Copy out all the lines where "BITFINEX" shows up.

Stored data
────
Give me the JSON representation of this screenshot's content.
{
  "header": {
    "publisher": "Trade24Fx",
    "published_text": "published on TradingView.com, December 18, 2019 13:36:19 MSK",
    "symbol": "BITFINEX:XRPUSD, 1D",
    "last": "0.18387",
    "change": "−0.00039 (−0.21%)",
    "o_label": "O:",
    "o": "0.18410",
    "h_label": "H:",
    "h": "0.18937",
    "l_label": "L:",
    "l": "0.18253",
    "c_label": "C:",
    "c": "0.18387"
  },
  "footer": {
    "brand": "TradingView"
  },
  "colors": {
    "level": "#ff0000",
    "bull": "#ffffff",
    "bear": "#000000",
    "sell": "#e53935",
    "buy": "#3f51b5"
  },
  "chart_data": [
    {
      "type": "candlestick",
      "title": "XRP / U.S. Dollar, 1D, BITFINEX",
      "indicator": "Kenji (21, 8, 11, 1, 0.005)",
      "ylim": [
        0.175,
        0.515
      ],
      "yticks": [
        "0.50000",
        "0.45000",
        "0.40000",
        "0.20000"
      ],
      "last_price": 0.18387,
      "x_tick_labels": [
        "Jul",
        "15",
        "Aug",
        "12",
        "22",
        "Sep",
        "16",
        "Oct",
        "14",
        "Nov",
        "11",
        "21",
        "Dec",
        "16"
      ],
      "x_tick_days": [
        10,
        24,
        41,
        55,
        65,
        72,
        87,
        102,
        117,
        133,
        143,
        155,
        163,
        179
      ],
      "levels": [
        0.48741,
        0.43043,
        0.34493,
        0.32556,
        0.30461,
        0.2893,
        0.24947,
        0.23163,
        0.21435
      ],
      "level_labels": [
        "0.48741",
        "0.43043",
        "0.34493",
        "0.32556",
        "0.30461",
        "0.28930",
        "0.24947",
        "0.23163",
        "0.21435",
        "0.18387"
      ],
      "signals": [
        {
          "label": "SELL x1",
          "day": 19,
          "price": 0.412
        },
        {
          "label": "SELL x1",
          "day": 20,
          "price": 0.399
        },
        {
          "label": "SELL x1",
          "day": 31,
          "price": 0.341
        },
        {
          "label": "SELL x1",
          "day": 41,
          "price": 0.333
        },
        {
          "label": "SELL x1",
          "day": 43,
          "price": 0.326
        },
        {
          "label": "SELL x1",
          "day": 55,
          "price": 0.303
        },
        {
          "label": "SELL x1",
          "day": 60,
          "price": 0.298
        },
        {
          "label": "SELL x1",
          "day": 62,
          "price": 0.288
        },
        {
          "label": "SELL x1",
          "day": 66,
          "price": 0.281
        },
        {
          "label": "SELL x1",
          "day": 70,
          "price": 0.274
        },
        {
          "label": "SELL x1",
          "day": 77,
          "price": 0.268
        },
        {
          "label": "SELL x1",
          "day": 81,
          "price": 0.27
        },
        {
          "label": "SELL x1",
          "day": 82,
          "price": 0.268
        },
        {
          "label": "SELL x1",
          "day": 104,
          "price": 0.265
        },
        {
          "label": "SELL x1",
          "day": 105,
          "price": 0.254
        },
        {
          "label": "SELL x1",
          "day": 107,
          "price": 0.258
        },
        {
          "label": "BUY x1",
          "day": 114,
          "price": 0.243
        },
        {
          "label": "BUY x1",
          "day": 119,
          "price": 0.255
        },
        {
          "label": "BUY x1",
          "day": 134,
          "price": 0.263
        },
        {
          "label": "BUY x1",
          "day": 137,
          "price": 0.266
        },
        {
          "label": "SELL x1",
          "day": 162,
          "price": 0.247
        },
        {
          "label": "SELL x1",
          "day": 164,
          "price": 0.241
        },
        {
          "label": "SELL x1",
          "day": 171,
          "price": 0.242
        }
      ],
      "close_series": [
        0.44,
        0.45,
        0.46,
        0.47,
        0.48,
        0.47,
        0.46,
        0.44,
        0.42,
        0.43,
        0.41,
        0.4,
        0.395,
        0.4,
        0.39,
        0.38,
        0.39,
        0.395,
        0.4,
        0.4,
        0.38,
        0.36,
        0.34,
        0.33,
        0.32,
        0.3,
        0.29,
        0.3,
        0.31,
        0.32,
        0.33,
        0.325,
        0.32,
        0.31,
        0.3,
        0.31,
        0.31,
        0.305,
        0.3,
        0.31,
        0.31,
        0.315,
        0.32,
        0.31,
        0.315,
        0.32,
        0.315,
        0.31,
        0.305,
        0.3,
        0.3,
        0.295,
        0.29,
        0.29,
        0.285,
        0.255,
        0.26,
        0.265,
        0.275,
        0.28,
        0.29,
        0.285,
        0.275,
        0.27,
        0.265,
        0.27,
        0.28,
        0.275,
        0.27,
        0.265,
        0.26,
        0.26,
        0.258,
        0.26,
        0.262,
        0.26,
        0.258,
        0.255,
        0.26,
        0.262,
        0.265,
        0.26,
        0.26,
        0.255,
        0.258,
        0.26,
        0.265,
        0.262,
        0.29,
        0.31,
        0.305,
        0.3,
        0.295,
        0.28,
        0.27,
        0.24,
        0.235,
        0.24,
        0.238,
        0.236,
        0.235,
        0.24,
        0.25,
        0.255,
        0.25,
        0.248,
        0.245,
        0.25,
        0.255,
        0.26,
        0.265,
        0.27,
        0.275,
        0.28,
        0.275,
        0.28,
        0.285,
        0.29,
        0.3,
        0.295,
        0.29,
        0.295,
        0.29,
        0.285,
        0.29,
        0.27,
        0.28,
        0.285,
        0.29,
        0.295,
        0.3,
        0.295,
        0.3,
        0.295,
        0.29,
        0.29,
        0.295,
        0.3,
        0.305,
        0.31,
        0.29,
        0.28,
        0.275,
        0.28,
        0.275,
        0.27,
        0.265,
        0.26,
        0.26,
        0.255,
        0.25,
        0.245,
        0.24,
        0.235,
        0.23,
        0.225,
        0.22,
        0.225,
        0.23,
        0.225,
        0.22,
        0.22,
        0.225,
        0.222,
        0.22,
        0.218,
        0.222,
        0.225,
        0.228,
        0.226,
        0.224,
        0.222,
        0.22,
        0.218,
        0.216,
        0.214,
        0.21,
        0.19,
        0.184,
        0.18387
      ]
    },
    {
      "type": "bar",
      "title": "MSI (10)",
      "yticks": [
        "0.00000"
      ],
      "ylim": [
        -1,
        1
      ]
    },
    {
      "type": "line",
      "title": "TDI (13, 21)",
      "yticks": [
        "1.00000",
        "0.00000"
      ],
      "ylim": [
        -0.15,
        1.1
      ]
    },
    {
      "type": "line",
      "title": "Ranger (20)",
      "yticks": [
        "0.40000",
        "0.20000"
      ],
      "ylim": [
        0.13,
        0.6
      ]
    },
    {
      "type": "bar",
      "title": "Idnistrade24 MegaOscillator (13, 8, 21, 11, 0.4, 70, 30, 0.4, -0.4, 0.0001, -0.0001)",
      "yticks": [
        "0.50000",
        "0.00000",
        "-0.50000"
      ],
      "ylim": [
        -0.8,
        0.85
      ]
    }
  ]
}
────
Expected answer:
    "symbol": "BITFINEX:XRPUSD, 1D",
      "title": "XRP / U.S. Dollar, 1D, BITFINEX",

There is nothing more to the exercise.